#### [DATA IN THIS EXERCISE]
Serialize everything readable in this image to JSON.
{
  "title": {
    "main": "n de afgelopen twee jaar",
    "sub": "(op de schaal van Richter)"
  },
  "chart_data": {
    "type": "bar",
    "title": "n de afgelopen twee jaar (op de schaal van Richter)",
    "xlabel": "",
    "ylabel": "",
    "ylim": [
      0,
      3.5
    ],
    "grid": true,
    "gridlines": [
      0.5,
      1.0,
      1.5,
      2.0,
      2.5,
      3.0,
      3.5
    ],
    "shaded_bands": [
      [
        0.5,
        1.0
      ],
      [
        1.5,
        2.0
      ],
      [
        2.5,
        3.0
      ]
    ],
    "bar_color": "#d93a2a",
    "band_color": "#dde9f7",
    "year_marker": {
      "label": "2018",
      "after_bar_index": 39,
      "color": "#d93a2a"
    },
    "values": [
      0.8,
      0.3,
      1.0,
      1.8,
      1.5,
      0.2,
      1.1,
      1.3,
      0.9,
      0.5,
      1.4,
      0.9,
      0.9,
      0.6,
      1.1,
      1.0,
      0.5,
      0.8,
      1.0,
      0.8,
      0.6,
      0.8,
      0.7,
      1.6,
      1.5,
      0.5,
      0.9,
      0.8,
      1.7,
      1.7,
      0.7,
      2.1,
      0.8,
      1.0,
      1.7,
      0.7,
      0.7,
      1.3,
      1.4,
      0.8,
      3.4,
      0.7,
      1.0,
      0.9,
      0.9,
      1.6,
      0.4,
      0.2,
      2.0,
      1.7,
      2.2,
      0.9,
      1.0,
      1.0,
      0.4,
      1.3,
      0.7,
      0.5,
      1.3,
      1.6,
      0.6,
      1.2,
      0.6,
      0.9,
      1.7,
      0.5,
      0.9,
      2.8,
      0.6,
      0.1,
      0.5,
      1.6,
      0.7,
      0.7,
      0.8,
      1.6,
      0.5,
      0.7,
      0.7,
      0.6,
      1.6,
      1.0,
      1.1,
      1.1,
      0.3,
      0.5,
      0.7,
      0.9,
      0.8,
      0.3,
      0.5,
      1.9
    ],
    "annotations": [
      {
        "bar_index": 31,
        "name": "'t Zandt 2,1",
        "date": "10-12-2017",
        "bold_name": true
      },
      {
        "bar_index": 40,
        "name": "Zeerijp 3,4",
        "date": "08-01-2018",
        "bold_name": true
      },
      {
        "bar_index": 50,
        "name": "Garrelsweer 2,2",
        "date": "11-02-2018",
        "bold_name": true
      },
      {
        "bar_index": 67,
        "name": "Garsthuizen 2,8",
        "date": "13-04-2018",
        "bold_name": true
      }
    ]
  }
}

#### [TASK DETAILS]
Tell how many lines include "afgelopen". The number is the whole answer.

#### [EXERCISE OUTPUT]
2